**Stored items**

# # #

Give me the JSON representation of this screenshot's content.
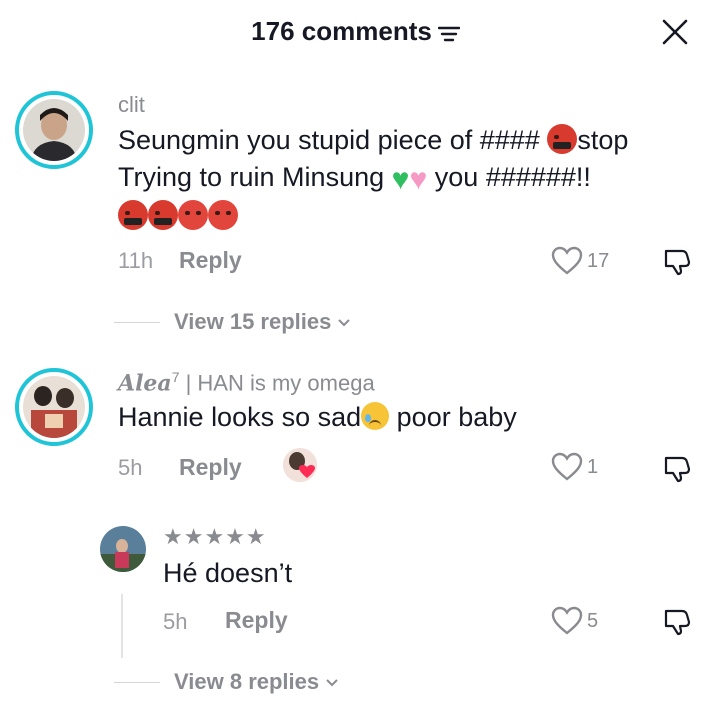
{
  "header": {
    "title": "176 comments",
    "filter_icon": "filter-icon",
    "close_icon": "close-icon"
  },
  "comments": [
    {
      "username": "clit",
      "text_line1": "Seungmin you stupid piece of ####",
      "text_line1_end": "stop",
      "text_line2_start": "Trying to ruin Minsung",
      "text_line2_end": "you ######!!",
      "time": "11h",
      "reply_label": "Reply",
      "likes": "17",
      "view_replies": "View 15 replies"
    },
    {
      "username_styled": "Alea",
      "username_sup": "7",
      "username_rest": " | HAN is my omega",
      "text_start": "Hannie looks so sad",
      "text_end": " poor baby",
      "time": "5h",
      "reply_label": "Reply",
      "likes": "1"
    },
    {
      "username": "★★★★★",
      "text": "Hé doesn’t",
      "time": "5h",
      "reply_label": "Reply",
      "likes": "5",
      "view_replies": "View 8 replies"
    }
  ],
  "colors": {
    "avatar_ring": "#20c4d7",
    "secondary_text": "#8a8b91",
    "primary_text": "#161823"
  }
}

# # #

**What the task asks**
Pick every line with "View" in it and copy it.

**Exercise solution**
      "view_replies": "View 15 replies"
      "view_replies": "View 8 replies"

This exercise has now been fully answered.